▶ Short task
Can you copy out the data exactly? Leave the images out.

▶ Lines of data
* * * * * * *
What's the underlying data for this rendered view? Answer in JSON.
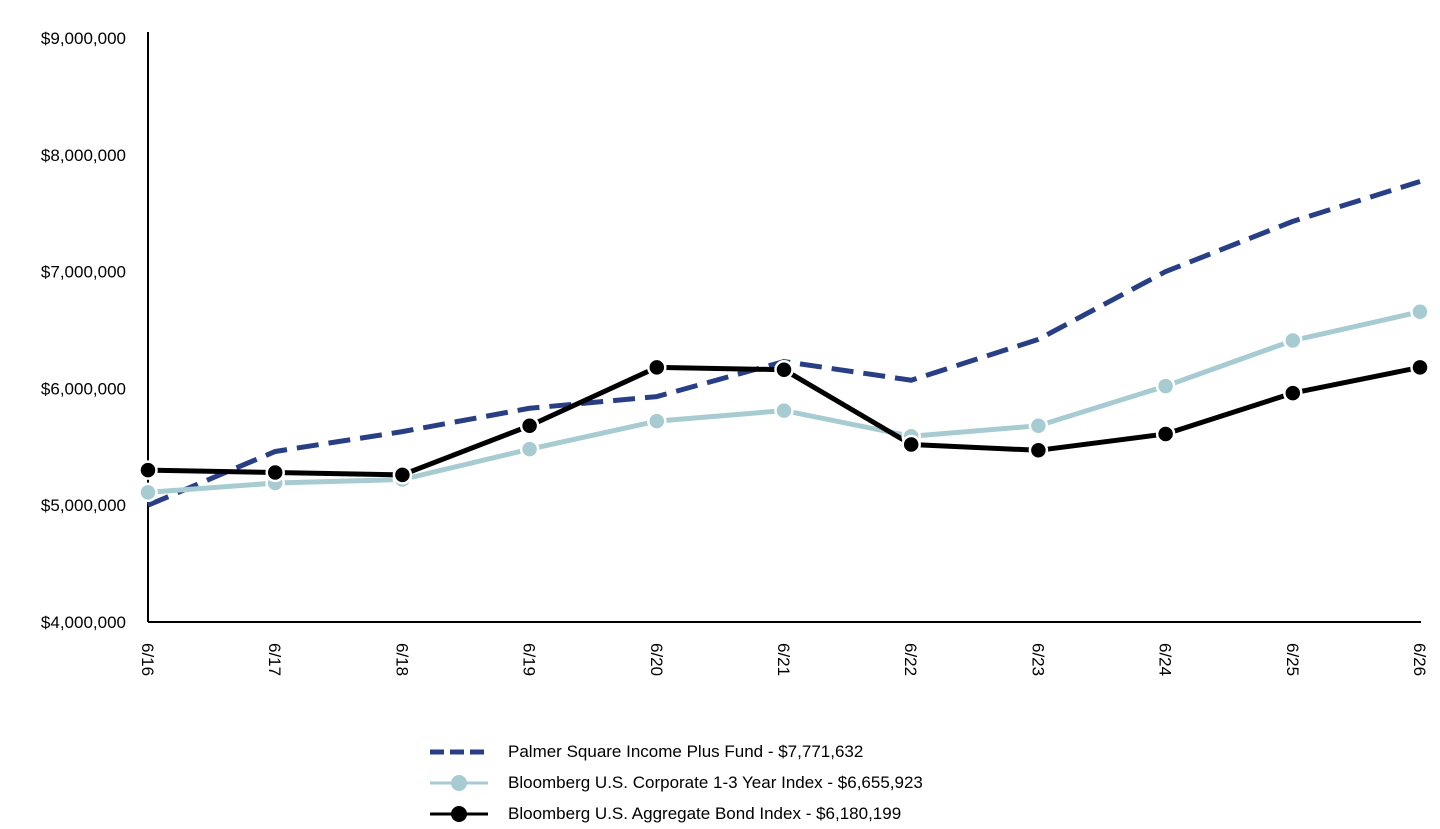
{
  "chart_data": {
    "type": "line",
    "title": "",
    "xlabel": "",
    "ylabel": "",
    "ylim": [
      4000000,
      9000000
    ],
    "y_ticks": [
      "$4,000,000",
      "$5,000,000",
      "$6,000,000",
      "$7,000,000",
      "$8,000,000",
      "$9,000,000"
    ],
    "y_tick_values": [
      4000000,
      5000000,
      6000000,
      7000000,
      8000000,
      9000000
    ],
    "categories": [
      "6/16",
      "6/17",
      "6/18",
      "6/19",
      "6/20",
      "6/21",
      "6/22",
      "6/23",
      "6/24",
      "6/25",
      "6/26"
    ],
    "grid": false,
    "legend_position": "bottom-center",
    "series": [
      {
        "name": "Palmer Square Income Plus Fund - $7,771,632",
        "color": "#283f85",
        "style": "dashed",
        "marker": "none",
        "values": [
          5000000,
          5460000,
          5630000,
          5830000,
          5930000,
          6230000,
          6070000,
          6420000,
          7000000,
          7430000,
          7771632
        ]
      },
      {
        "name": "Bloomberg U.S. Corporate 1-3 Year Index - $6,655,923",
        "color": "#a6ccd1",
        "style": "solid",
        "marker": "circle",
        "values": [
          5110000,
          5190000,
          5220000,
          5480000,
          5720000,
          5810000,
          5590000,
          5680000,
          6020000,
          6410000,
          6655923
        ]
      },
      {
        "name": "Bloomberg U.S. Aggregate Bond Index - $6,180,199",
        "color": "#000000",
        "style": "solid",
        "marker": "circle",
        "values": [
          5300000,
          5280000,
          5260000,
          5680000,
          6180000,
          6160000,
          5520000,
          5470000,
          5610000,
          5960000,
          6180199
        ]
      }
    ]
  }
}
* * * * * * *
▶ Solution for this task
What's the underlying data for this rendered view? Answer in JSON.
{
  "chart_data": {
    "type": "line",
    "title": "",
    "xlabel": "",
    "ylabel": "",
    "ylim": [
      4000000,
      9000000
    ],
    "y_ticks": [
      "$4,000,000",
      "$5,000,000",
      "$6,000,000",
      "$7,000,000",
      "$8,000,000",
      "$9,000,000"
    ],
    "y_tick_values": [
      4000000,
      5000000,
      6000000,
      7000000,
      8000000,
      9000000
    ],
    "categories": [
      "6/16",
      "6/17",
      "6/18",
      "6/19",
      "6/20",
      "6/21",
      "6/22",
      "6/23",
      "6/24",
      "6/25",
      "6/26"
    ],
    "grid": false,
    "legend_position": "bottom-center",
    "series": [
      {
        "name": "Palmer Square Income Plus Fund - $7,771,632",
        "color": "#283f85",
        "style": "dashed",
        "marker": "none",
        "values": [
          5000000,
          5460000,
          5630000,
          5830000,
          5930000,
          6230000,
          6070000,
          6420000,
          7000000,
          7430000,
          7771632
        ]
      },
      {
        "name": "Bloomberg U.S. Corporate 1-3 Year Index - $6,655,923",
        "color": "#a6ccd1",
        "style": "solid",
        "marker": "circle",
        "values": [
          5110000,
          5190000,
          5220000,
          5480000,
          5720000,
          5810000,
          5590000,
          5680000,
          6020000,
          6410000,
          6655923
        ]
      },
      {
        "name": "Bloomberg U.S. Aggregate Bond Index - $6,180,199",
        "color": "#000000",
        "style": "solid",
        "marker": "circle",
        "values": [
          5300000,
          5280000,
          5260000,
          5680000,
          6180000,
          6160000,
          5520000,
          5470000,
          5610000,
          5960000,
          6180199
        ]
      }
    ]
  }
}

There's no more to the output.